Given instruction → Look through the material below for "parked". Copy every line that contains it.

Saved entries →
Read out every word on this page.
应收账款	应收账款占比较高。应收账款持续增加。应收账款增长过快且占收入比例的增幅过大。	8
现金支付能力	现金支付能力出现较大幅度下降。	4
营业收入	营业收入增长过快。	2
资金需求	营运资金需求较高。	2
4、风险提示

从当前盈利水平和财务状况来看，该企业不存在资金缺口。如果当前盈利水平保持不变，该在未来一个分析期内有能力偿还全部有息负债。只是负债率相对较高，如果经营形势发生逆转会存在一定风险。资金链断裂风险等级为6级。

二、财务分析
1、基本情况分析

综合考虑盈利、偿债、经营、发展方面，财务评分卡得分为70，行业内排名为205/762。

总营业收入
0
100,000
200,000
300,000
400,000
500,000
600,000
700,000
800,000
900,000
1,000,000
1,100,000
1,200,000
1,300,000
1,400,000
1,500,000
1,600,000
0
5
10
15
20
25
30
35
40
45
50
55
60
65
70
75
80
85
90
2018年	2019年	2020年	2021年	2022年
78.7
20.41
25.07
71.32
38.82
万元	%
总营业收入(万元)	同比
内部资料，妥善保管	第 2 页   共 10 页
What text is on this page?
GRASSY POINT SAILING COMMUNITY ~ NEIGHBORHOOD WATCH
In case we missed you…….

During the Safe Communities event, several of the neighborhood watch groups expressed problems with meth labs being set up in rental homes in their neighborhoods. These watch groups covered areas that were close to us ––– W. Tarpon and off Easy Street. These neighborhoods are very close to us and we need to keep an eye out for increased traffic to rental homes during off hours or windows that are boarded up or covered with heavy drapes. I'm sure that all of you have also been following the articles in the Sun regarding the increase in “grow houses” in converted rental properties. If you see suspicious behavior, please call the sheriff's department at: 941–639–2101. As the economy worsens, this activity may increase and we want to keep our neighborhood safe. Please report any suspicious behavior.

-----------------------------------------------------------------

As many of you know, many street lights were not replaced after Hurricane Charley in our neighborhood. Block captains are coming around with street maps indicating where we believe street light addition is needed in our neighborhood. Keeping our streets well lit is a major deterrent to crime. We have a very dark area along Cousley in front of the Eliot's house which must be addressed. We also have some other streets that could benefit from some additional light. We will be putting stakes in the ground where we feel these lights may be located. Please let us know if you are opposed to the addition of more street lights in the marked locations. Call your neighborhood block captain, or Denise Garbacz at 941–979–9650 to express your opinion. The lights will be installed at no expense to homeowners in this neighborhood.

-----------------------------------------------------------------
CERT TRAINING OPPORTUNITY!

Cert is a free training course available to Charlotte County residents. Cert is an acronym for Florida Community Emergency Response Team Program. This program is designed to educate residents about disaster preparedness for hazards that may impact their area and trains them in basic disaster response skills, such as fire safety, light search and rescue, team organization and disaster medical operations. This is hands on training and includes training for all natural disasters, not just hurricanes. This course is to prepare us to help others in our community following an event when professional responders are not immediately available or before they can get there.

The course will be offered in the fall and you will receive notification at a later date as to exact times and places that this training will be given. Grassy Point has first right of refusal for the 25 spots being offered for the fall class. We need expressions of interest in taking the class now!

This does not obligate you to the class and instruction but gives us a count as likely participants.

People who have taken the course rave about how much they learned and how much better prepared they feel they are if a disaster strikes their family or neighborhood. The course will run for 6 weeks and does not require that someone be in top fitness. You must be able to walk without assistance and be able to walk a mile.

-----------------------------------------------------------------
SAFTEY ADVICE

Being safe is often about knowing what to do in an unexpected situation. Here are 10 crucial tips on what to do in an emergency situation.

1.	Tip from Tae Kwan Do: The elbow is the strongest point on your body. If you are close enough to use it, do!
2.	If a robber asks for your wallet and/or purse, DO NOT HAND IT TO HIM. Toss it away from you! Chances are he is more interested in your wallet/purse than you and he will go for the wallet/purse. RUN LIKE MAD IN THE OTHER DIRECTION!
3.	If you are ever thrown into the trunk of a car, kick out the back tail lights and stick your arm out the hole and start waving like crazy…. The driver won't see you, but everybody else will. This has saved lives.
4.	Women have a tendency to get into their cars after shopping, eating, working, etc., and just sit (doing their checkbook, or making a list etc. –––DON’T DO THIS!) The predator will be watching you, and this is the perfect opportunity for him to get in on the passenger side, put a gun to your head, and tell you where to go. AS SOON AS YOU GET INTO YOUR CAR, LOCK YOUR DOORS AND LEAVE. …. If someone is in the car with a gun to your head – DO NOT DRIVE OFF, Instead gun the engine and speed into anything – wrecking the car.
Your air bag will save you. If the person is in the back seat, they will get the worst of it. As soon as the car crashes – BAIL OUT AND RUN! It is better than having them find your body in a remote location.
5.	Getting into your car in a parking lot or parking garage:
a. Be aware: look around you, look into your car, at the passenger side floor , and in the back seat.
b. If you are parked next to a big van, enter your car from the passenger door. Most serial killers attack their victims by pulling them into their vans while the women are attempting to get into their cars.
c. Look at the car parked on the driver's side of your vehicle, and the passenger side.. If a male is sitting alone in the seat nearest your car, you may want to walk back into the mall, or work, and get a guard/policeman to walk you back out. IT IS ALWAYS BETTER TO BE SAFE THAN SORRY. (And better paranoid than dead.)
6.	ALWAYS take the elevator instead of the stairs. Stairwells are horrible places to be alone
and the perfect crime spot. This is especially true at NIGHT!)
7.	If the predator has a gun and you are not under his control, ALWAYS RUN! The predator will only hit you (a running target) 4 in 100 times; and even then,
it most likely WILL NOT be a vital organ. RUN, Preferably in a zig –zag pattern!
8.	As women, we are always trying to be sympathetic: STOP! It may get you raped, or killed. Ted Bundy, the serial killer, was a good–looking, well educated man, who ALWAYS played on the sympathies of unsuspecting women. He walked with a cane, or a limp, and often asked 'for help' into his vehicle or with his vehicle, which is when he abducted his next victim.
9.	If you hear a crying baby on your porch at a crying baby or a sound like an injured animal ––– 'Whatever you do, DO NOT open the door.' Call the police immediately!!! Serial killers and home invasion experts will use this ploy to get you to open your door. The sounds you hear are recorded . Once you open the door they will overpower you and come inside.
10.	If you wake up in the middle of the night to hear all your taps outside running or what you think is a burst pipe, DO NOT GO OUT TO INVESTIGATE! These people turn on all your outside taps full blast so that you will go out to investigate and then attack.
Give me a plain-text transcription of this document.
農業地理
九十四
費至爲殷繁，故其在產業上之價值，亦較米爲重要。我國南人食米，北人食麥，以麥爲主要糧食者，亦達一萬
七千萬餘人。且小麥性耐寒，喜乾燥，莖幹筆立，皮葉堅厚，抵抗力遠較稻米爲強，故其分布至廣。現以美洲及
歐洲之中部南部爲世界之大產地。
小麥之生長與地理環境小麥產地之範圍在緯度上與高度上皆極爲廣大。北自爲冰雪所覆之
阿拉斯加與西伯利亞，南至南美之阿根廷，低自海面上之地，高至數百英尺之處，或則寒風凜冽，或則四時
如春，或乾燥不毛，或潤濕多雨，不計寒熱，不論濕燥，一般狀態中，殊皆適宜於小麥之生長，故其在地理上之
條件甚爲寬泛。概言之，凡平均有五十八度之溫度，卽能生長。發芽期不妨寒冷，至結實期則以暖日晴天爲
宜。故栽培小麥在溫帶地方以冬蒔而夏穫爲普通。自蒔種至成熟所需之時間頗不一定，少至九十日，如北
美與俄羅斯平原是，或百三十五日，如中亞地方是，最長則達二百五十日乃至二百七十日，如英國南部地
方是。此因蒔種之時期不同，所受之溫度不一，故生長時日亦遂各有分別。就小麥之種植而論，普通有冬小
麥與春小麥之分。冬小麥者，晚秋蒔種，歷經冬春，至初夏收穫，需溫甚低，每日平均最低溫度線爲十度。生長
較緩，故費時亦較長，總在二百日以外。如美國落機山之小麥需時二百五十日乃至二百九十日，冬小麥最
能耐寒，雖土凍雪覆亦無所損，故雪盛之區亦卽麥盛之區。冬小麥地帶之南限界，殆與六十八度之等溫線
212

Task response →
b. If you are parked next to a big van, enter your car from the passenger door. Most serial killers attack their victims by pulling them into their vans while the women are attempting to get into their cars.
c. Look at the car parked on the driver's side of your vehicle, and the passenger side.. If a male is sitting alone in the seat nearest your car, you may want to walk back into the mall, or work, and get a guard/policeman to walk you back out. IT IS ALWAYS BETTER TO BE SAFE THAN SORRY. (And better paranoid than dead.)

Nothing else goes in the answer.